• [Set exercise]
Report all lines holding "mean".

* START Extracted records *

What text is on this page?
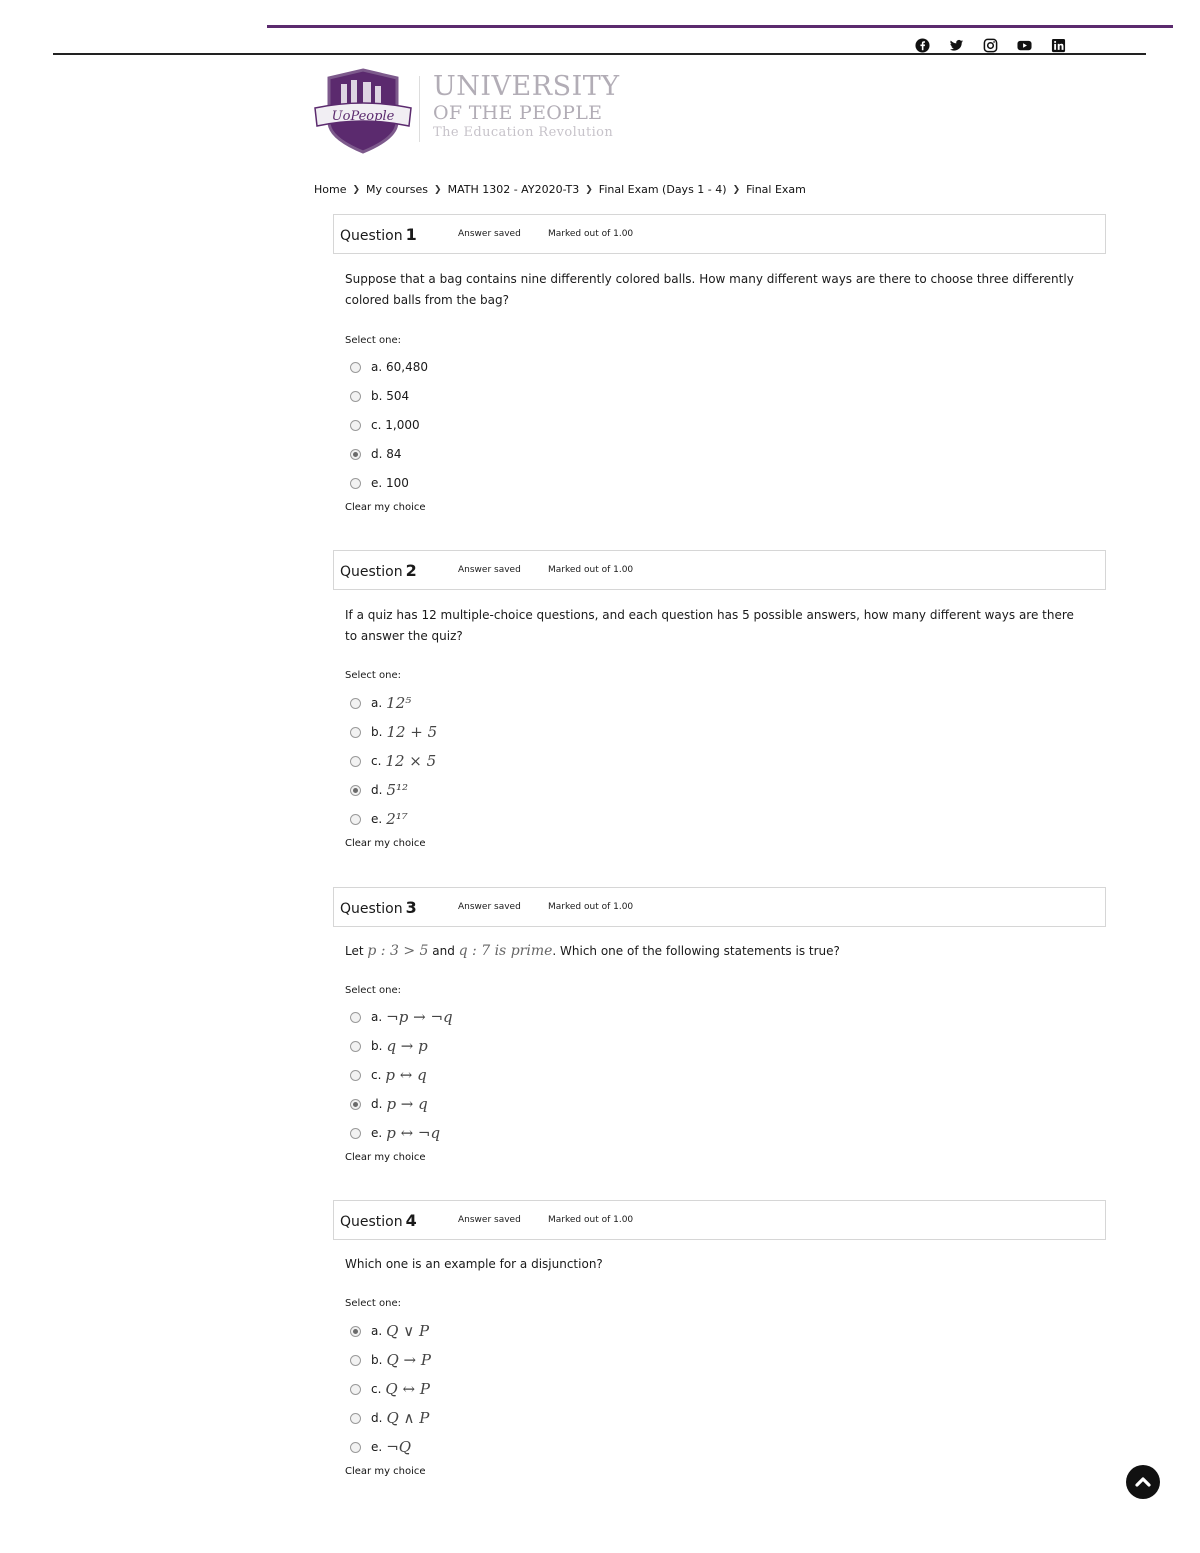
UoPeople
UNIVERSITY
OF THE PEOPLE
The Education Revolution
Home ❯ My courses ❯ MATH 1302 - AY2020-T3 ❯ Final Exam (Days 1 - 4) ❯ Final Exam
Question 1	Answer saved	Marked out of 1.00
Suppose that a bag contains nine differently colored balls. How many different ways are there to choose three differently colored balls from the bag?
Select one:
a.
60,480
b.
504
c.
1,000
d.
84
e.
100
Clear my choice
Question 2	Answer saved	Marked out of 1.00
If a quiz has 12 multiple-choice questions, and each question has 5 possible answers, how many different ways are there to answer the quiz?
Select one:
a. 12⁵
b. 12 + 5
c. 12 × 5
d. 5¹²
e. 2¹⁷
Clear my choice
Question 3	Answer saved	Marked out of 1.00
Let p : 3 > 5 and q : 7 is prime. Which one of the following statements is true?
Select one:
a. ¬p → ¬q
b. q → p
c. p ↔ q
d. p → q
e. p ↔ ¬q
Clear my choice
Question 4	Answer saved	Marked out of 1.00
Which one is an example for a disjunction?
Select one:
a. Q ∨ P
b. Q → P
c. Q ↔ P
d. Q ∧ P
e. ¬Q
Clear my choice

* END Extracted records *
* START Extracted records *

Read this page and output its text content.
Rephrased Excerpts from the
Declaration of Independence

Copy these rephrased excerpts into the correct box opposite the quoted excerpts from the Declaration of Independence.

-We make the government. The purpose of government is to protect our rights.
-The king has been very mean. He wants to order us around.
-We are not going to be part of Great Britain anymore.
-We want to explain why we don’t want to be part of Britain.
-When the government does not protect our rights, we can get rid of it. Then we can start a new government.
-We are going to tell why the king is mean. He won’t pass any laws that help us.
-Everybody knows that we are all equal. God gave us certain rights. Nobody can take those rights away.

* END Extracted records *

• [Solution to this problem]
-The king has been very mean. He wants to order us around.
-We are going to tell why the king is mean. He won’t pass any laws that help us.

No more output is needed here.